■ What to work on
Extract each line where the string "Андреева" shows up.

[Data entries]
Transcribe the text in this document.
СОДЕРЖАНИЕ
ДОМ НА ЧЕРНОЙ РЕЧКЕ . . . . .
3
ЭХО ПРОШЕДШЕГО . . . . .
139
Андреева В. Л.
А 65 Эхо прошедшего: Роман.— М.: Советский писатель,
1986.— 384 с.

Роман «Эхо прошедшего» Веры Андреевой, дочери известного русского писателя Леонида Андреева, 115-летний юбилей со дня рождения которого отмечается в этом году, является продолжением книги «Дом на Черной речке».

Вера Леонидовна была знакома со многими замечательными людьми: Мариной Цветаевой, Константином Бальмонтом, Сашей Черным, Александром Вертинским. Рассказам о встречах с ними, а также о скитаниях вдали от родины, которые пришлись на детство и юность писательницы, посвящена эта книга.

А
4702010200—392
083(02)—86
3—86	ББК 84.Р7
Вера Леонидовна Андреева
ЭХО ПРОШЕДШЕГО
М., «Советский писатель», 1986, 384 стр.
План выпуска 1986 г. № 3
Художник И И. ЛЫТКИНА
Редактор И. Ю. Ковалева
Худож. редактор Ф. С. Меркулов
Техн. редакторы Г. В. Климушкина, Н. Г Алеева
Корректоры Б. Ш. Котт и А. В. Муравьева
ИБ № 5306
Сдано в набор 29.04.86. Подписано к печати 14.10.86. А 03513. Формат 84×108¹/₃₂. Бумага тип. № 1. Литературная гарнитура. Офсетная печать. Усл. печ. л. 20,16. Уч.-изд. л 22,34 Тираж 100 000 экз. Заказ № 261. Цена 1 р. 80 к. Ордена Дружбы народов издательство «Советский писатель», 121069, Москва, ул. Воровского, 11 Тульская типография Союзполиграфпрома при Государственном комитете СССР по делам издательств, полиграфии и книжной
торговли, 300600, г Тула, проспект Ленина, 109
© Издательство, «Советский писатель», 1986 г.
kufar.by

■ Output for this exercise
Андреева В. Л.
Роман «Эхо прошедшего» Веры Андреевой, дочери известного русского писателя Леонида Андреева, 115-летний юбилей со дня рождения которого отмечается в этом году, является продолжением книги «Дом на Черной речке».
Вера Леонидовна Андреева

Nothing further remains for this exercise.